Collection entries:
%%

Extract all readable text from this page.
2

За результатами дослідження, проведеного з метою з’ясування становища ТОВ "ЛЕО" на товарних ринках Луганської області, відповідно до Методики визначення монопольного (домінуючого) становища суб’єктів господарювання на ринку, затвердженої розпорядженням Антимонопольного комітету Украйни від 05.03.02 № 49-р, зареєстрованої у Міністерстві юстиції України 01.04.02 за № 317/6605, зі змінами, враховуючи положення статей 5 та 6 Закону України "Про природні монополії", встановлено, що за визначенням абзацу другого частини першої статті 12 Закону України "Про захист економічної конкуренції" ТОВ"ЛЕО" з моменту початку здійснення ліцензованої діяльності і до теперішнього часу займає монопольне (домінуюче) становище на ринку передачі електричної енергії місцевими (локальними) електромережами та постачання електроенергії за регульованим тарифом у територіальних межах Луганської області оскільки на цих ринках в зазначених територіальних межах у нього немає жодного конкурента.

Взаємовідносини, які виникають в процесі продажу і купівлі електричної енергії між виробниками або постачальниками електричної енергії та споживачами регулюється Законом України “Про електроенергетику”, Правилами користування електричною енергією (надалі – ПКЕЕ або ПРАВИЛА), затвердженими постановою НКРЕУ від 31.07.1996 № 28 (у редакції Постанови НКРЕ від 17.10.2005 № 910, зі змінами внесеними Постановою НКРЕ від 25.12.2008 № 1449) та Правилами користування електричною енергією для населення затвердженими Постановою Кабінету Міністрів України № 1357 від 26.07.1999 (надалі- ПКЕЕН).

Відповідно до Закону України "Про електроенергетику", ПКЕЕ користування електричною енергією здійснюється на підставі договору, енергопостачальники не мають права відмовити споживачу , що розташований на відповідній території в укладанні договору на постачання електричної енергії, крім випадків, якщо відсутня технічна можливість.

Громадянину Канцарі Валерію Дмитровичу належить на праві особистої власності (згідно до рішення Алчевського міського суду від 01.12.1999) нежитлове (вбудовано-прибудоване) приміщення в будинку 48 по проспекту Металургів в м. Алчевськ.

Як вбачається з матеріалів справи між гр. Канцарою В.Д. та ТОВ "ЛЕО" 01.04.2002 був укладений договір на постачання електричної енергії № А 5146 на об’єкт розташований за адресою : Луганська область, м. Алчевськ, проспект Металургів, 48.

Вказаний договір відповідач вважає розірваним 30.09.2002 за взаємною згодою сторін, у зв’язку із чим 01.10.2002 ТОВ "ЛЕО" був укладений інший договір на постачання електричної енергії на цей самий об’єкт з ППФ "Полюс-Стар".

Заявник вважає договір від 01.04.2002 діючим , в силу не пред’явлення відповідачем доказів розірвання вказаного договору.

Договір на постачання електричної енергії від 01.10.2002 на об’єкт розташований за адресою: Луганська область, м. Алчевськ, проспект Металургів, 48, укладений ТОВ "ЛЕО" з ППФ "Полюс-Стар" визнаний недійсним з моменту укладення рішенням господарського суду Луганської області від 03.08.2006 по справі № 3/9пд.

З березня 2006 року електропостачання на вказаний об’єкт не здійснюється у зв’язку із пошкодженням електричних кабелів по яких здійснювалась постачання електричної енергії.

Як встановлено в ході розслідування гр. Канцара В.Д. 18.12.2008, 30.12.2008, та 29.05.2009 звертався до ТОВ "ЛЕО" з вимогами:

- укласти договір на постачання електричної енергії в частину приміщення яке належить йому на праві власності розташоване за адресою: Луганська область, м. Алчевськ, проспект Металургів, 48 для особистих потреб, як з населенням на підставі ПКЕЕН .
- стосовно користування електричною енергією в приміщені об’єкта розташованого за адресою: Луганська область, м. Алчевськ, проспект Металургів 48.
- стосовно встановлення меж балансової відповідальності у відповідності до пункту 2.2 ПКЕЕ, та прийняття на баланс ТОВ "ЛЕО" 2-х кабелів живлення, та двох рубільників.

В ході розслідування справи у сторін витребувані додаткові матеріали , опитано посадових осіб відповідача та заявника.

%%

## [WHAT THIS TASK INVOLVES]
Type out all of the material again, word for word.

## [RESULT FOR THIS EXERCISE]
Extract all readable text from this page.
2

За результатами дослідження, проведеного з метою з’ясування становища ТОВ "ЛЕО" на товарних ринках Луганської області, відповідно до Методики визначення монопольного (домінуючого) становища суб’єктів господарювання на ринку, затвердженої розпорядженням Антимонопольного комітету Украйни від 05.03.02 № 49-р, зареєстрованої у Міністерстві юстиції України 01.04.02 за № 317/6605, зі змінами, враховуючи положення статей 5 та 6 Закону України "Про природні монополії", встановлено, що за визначенням абзацу другого частини першої статті 12 Закону України "Про захист економічної конкуренції" ТОВ"ЛЕО" з моменту початку здійснення ліцензованої діяльності і до теперішнього часу займає монопольне (домінуюче) становище на ринку передачі електричної енергії місцевими (локальними) електромережами та постачання електроенергії за регульованим тарифом у територіальних межах Луганської області оскільки на цих ринках в зазначених територіальних межах у нього немає жодного конкурента.

Взаємовідносини, які виникають в процесі продажу і купівлі електричної енергії між виробниками або постачальниками електричної енергії та споживачами регулюється Законом України “Про електроенергетику”, Правилами користування електричною енергією (надалі – ПКЕЕ або ПРАВИЛА), затвердженими постановою НКРЕУ від 31.07.1996 № 28 (у редакції Постанови НКРЕ від 17.10.2005 № 910, зі змінами внесеними Постановою НКРЕ від 25.12.2008 № 1449) та Правилами користування електричною енергією для населення затвердженими Постановою Кабінету Міністрів України № 1357 від 26.07.1999 (надалі- ПКЕЕН).

Відповідно до Закону України "Про електроенергетику", ПКЕЕ користування електричною енергією здійснюється на підставі договору, енергопостачальники не мають права відмовити споживачу , що розташований на відповідній території в укладанні договору на постачання електричної енергії, крім випадків, якщо відсутня технічна можливість.

Громадянину Канцарі Валерію Дмитровичу належить на праві особистої власності (згідно до рішення Алчевського міського суду від 01.12.1999) нежитлове (вбудовано-прибудоване) приміщення в будинку 48 по проспекту Металургів в м. Алчевськ.

Як вбачається з матеріалів справи між гр. Канцарою В.Д. та ТОВ "ЛЕО" 01.04.2002 був укладений договір на постачання електричної енергії № А 5146 на об’єкт розташований за адресою : Луганська область, м. Алчевськ, проспект Металургів, 48.

Вказаний договір відповідач вважає розірваним 30.09.2002 за взаємною згодою сторін, у зв’язку із чим 01.10.2002 ТОВ "ЛЕО" був укладений інший договір на постачання електричної енергії на цей самий об’єкт з ППФ "Полюс-Стар".

Заявник вважає договір від 01.04.2002 діючим , в силу не пред’явлення відповідачем доказів розірвання вказаного договору.

Договір на постачання електричної енергії від 01.10.2002 на об’єкт розташований за адресою: Луганська область, м. Алчевськ, проспект Металургів, 48, укладений ТОВ "ЛЕО" з ППФ "Полюс-Стар" визнаний недійсним з моменту укладення рішенням господарського суду Луганської області від 03.08.2006 по справі № 3/9пд.

З березня 2006 року електропостачання на вказаний об’єкт не здійснюється у зв’язку із пошкодженням електричних кабелів по яких здійснювалась постачання електричної енергії.

Як встановлено в ході розслідування гр. Канцара В.Д. 18.12.2008, 30.12.2008, та 29.05.2009 звертався до ТОВ "ЛЕО" з вимогами:

- укласти договір на постачання електричної енергії в частину приміщення яке належить йому на праві власності розташоване за адресою: Луганська область, м. Алчевськ, проспект Металургів, 48 для особистих потреб, як з населенням на підставі ПКЕЕН .
- стосовно користування електричною енергією в приміщені об’єкта розташованого за адресою: Луганська область, м. Алчевськ, проспект Металургів 48.
- стосовно встановлення меж балансової відповідальності у відповідності до пункту 2.2 ПКЕЕ, та прийняття на баланс ТОВ "ЛЕО" 2-х кабелів живлення, та двох рубільників.

В ході розслідування справи у сторін витребувані додаткові матеріали , опитано посадових осіб відповідача та заявника.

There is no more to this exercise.